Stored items
•••••
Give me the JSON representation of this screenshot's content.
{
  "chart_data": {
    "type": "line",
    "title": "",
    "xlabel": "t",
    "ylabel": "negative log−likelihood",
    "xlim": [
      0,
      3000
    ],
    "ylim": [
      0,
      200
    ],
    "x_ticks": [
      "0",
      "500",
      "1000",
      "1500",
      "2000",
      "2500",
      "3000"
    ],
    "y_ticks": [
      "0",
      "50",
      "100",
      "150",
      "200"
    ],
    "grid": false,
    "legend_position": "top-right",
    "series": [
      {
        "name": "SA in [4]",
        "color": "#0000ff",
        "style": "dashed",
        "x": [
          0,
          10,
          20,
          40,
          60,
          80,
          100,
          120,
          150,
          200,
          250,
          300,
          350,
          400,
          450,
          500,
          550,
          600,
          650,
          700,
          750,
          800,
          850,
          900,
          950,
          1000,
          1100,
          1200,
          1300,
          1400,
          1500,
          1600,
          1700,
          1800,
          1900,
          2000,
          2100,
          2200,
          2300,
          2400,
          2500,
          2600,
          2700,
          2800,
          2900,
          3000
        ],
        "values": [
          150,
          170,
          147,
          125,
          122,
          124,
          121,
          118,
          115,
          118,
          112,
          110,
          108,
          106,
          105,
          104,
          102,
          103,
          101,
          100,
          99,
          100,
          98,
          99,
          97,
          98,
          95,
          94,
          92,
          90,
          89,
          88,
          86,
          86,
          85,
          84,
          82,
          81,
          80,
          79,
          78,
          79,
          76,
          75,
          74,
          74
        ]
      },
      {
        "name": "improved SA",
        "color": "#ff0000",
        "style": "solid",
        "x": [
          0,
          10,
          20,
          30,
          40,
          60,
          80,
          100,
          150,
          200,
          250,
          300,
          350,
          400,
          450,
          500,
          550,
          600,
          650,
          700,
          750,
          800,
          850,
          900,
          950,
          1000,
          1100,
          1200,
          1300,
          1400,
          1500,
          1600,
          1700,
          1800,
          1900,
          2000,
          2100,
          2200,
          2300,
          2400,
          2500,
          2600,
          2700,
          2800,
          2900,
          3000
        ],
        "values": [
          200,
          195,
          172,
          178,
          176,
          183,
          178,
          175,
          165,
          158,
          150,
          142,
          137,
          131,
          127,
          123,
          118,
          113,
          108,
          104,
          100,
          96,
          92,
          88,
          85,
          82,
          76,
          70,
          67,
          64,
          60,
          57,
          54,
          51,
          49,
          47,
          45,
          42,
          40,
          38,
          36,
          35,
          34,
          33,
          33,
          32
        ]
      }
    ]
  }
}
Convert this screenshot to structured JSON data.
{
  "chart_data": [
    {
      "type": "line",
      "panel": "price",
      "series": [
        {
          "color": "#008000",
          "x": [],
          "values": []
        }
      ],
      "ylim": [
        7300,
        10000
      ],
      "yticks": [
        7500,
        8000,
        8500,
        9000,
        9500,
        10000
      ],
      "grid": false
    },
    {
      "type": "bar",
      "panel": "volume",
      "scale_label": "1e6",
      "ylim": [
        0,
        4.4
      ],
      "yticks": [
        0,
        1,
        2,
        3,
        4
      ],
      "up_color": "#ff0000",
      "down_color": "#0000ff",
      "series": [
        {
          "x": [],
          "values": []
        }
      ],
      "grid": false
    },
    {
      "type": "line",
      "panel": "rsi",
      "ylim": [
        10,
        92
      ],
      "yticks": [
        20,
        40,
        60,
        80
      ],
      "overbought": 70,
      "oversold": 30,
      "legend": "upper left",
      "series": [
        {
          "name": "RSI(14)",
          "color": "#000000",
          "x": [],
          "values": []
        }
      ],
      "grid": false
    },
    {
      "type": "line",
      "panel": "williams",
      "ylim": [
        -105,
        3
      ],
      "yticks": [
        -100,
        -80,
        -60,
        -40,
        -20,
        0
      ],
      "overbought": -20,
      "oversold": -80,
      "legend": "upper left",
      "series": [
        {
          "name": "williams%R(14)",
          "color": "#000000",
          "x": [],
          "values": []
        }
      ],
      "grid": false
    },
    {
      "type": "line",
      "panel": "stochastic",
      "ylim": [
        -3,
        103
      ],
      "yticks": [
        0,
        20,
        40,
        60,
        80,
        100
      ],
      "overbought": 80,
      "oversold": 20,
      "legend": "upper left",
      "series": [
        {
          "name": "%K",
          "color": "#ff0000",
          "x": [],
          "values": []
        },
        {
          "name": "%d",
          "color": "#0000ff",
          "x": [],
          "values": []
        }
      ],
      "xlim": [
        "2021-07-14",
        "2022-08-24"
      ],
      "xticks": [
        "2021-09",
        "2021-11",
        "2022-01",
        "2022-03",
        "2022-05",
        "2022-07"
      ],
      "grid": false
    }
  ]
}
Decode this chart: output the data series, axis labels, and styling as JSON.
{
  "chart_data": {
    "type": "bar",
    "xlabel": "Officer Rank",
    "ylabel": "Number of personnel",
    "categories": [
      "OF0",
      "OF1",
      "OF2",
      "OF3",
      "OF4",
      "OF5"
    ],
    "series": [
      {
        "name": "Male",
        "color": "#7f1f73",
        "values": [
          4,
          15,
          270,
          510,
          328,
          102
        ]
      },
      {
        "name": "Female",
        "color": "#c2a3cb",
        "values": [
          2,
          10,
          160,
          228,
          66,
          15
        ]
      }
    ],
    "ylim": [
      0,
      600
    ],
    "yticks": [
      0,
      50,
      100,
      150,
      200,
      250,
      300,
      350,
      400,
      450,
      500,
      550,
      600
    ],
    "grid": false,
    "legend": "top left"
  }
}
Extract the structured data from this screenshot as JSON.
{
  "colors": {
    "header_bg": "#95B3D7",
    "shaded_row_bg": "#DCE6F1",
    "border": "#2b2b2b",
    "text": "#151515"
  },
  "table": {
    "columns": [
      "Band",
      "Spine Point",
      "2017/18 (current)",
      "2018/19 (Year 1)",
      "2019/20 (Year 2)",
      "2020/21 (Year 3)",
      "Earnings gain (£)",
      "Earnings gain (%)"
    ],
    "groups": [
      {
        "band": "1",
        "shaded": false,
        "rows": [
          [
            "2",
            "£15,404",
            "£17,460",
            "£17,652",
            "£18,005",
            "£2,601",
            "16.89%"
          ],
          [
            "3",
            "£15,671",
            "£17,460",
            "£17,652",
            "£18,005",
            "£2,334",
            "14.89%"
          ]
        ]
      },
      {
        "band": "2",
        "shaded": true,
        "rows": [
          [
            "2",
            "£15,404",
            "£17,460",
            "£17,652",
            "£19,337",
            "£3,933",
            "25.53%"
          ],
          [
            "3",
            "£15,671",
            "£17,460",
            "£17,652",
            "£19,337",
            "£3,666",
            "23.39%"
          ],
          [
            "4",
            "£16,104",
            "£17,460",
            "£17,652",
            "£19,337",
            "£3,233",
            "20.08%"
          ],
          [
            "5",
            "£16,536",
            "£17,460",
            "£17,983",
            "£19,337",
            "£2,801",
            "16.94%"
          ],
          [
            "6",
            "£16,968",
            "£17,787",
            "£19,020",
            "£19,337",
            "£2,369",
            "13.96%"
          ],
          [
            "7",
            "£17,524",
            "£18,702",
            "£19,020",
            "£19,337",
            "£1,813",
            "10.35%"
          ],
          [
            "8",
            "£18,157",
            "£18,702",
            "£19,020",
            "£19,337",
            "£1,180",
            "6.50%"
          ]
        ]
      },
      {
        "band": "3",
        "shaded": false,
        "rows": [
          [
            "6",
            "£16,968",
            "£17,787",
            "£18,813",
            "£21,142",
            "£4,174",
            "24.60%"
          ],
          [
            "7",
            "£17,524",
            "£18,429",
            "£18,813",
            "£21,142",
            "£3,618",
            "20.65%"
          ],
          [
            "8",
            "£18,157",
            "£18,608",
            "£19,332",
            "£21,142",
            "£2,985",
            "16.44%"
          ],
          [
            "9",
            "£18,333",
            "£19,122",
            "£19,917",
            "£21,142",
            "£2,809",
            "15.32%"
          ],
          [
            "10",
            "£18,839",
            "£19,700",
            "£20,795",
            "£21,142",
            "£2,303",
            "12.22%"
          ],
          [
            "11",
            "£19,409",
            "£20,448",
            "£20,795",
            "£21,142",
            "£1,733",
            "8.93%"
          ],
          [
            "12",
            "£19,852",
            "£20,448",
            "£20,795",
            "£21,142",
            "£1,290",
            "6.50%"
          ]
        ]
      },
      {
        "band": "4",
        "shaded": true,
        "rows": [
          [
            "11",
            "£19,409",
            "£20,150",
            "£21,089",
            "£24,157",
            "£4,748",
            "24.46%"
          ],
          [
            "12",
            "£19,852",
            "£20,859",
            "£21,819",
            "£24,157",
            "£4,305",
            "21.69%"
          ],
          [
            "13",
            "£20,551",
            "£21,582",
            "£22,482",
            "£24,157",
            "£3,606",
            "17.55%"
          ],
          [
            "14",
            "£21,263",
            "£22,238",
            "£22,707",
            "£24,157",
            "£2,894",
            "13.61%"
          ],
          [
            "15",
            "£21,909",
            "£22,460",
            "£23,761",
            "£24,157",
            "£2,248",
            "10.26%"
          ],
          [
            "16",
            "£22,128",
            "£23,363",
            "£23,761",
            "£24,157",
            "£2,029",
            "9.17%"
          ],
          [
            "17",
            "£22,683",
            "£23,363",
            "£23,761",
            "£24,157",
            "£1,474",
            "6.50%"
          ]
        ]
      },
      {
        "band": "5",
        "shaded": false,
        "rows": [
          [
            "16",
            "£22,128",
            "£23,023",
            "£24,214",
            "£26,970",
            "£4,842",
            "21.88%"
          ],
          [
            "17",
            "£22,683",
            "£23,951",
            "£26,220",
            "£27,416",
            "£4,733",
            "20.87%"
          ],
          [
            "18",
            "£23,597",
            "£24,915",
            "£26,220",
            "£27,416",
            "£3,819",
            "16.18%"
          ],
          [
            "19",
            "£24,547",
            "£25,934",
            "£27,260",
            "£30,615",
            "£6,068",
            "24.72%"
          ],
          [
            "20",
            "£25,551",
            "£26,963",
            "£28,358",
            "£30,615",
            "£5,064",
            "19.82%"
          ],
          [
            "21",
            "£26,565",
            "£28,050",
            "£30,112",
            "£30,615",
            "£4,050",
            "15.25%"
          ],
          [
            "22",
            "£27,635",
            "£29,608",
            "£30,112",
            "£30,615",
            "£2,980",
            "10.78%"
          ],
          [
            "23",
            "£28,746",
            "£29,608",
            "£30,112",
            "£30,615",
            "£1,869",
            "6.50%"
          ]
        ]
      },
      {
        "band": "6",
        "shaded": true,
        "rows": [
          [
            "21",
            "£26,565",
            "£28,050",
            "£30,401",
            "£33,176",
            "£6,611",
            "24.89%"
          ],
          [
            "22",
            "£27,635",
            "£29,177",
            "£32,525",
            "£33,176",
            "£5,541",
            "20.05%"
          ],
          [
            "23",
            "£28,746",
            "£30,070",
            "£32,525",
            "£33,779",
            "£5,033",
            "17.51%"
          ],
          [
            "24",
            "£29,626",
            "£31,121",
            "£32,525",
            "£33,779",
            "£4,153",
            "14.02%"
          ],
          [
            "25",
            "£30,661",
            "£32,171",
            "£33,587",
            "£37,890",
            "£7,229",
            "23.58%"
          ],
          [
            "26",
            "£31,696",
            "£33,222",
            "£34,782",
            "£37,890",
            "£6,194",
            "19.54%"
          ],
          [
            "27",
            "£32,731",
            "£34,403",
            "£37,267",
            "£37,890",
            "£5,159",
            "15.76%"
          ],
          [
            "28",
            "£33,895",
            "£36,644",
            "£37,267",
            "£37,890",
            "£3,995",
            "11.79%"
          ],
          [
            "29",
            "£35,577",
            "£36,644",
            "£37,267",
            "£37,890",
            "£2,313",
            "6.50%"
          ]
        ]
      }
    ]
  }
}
•••••
*TASK GOAL*: Look through the entries above for the word "this". Copy every line where it shows up.

*RESPONSE TO THE TASK*:
Give me the JSON representation of this screenshot's content.
Convert this screenshot to structured JSON data.
Decode this chart: output the data series, axis labels, and styling as JSON.
Extract the structured data from this screenshot as JSON.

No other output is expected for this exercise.